• Direction:
Find the string "want" in the records. Copy every line it appears in.

• The records:
** Begin **
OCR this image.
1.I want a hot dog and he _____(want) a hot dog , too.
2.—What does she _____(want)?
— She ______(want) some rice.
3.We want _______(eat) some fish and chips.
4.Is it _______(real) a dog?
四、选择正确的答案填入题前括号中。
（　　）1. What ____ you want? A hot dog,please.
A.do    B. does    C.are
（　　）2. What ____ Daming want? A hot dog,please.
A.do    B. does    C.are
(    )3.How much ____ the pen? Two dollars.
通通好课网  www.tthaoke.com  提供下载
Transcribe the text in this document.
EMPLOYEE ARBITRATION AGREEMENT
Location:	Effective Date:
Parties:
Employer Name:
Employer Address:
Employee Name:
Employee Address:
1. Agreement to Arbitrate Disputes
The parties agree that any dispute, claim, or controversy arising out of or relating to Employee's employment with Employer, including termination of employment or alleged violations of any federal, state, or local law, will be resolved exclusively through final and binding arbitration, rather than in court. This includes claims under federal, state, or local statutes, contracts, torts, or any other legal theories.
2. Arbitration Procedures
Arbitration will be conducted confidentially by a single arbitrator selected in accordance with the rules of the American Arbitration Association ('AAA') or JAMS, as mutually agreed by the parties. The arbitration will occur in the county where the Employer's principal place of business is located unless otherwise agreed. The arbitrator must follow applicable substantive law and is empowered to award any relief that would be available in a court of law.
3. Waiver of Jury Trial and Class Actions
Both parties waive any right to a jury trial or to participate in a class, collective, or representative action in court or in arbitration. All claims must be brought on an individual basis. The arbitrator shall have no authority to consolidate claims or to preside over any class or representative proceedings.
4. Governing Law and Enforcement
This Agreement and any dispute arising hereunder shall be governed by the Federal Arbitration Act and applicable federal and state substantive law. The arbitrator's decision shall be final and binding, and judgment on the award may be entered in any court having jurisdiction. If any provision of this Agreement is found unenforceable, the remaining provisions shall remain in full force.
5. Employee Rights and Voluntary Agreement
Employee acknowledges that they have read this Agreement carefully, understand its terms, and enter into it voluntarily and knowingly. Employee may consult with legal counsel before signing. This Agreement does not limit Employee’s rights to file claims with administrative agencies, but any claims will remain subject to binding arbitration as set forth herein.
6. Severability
** End **
• Answer for the task:
1.I want a hot dog and he _____(want) a hot dog , too.
2.—What does she _____(want)?
— She ______(want) some rice.
3.We want _______(eat) some fish and chips.
（　　）1. What ____ you want? A hot dog,please.
（　　）2. What ____ Daming want? A hot dog,please.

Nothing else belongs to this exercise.